TEXTABSCHNITT:
An der Wasserstelle: Flüchtlinge auf der griechischen Insel Lesbos. Foto: AFP/ANGELOS TZORTZINIS

Die vergangenen Jahre haben eskalierend gezeigt, dass die EU nicht noch mehr Asyl-Regeln braucht . Nein, was Europa endlich braucht, ist der erklärte Wille aller, das Flüchtlingsproblem ohne nationale Egoismen zu lösen, meint Redakteur Wolfgang Molitor.

Brüssel - Man mag es der EU-Kommission zugutehalten, dass sie aller frustvoller Ermattung zum Trotz nicht müde wird, neue Bewegung in die seit fünf Jahren festgefahrenen Verhandlungen über eine tragfähige Asylreform zu bringen. Kommissionspräsidentin Ursula von der Leyen will ein Zeichen des Aufbruchs setzen, um die gefährliche Blockade zu lösen – und muss doch befürchten, am Ende mit leeren Händen dazustehen.

Zweifel an der Reform

Drei Szenarien sollen nach den Vorschlägen der Kommission für die halbwegs breite Akzeptanz einer gemeinsamen europäischen Migrationspolitik sorgen – in der vagen Hoffnung, damit möglichst allen höchst unterschiedlichen Interessen gesichtswahrend entgegenzukommen. Ob das gelingt, darf bezweifelt werden. Das, was jetzt aus Brüssel kommt, ist mehr ein weiteres vorsichtiges Herantasten, die Gemeinschaft der 27 zumindest auf dem Papier auf eine Linie zu bringen. Ein Herumdoktern an Befindlichkeiten. Mehr diplomatisch routiniert als politisch ambitioniert. Frei nach einem sarkastischen Satz von Mark Twain: Kaum verloren wir das Ziel aus den Augen, verdoppelten wir unsere Anstrengungen.

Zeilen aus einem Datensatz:

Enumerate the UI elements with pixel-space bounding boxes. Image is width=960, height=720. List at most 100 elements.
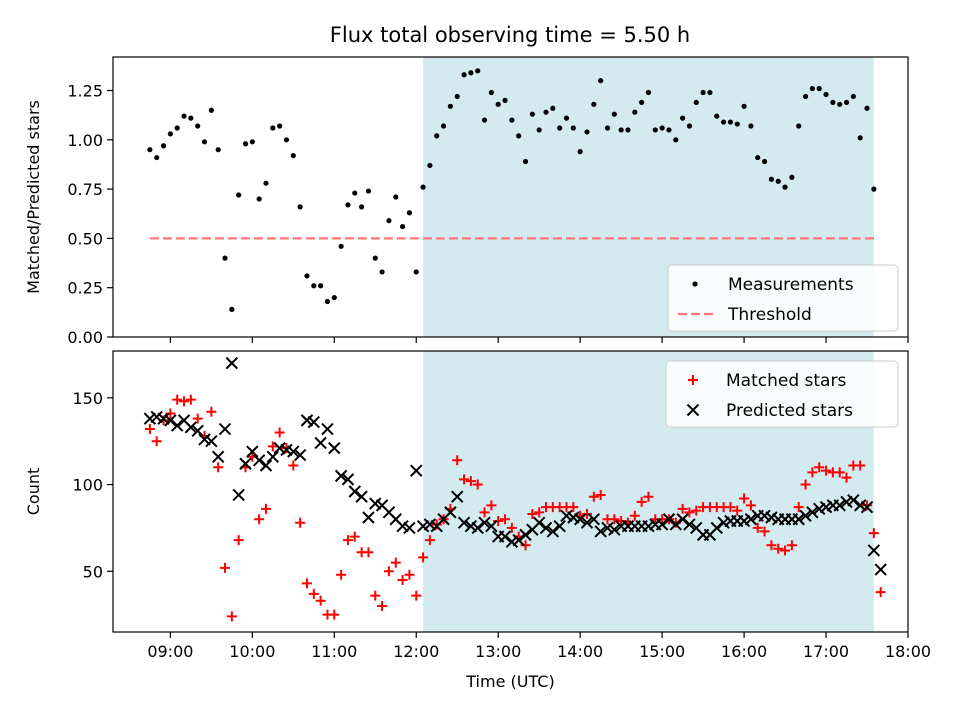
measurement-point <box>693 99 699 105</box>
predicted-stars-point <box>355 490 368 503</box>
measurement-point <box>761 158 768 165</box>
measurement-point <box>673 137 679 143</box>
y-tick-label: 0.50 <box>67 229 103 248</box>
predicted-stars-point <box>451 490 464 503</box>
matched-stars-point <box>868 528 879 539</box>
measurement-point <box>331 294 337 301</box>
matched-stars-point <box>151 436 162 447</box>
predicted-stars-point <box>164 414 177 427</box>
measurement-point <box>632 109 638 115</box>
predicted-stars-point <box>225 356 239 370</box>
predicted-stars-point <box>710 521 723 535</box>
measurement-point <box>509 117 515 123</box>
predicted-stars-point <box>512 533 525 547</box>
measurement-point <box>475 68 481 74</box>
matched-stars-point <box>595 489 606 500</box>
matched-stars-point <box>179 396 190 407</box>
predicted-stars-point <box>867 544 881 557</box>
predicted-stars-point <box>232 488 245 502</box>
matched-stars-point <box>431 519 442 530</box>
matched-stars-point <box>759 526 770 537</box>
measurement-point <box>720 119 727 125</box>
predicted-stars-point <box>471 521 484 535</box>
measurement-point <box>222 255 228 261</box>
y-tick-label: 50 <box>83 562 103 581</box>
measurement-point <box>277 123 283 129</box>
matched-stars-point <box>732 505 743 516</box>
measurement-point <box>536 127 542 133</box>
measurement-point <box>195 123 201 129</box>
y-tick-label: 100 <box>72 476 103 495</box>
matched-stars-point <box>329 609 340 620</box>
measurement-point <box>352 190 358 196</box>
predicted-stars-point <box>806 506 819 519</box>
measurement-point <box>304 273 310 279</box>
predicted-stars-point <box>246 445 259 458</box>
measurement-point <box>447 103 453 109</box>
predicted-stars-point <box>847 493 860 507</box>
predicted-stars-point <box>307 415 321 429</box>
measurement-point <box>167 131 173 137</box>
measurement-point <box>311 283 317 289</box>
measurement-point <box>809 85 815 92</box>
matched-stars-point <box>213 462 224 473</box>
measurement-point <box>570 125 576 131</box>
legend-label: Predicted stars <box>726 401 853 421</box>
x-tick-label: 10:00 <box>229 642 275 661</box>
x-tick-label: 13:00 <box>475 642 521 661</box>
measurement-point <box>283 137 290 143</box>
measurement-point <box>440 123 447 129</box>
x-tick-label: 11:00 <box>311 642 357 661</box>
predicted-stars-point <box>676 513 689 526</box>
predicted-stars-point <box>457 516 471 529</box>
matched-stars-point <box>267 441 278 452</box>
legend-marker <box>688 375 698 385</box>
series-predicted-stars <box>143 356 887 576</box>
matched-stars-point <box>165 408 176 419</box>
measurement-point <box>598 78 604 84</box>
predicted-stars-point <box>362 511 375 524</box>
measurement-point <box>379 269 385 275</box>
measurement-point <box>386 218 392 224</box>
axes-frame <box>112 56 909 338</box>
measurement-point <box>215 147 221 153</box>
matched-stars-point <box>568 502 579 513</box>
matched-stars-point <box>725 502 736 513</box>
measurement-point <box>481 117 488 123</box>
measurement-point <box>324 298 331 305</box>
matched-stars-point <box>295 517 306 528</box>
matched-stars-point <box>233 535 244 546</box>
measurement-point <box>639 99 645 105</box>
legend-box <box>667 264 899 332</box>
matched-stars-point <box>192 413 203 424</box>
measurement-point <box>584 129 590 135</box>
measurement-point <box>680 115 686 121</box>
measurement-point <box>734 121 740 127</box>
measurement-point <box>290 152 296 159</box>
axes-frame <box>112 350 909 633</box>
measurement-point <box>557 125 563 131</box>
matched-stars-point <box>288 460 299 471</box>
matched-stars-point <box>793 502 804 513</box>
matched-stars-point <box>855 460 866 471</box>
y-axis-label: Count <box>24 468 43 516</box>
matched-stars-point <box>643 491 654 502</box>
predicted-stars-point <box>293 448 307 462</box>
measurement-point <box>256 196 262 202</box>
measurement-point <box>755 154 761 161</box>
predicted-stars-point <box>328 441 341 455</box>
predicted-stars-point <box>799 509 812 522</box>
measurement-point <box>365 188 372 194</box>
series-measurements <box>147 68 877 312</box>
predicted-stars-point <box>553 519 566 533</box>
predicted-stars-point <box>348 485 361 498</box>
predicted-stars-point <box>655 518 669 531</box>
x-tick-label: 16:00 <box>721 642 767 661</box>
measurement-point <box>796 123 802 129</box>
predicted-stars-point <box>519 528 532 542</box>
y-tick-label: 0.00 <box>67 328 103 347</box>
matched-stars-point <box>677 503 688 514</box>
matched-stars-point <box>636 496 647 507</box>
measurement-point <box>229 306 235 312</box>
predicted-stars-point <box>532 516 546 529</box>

GESTELLTE AUFGABE: Führe den Kommentar zur EU-Asylreform im Anschluss an seinen letzten Satz weiter. Die Zeilen haben mit dem Kommentar zur EU-Asylreform nichts zu tun.

LÖSUNG DER AUFGABE:
EU braucht nicht noch mehr Regelungen

Die vergangenen Jahre haben eskalierend gezeigt, dass die EU nicht noch mehr Regelungen braucht, die Flüchtlingsströme stärker zu begrenzen und besser zu kanalisieren. Es geht auch nicht um Ressourcen oder fehlendes Geld. Schließlich flossen bisher in die beiden am meisten betroffenen Außengrenze-Länder Italien und Griechenland Milliarden-Hilfen: nach Rom seit 2015 gut eine Milliarde Euro, nach Athen über 2,8 Milliarden. Die Behauptung, ein ignorantes Europa lasse die beiden Länder mit ihren großen Problemen allein, ist eine Mär.

Nein, was Europa endlich braucht, ist der erklärte Wille aller, das Flüchtlingsproblem ohne nationale Egoismen und Querschüsse in einem europäischen Konsens zu lösen. Solange hier von nicht wenigen Staaten Widerstand ritualisiert wird, bleibt jede Reform-Initiative der Kommission ein laues Lüftchen, bleibt man weiter heillos zerstritten. Agiert unselig zwischen strikter Verweigerung und nationalen Alleingängen.

Noch deutet nichts darauf hin, dass sich an der Selbstblockade der EU etwas ändern wird. Im Gegenteil: Die Kommission akzeptiert die starre Haltung Polens und Ungarns, die jede Kooperation verweigern. Die Solidaritätsboykotteure sollen ausdrücklich nur in absoluten Ausnahmefällen zur Aufnahme von Flüchtlingen verpflichtet werden. Von einem gerechten Verteilschlüssel ist nicht die Rede. Eleganter als von der Leyens Kommission kann man nicht in die Knie gehen.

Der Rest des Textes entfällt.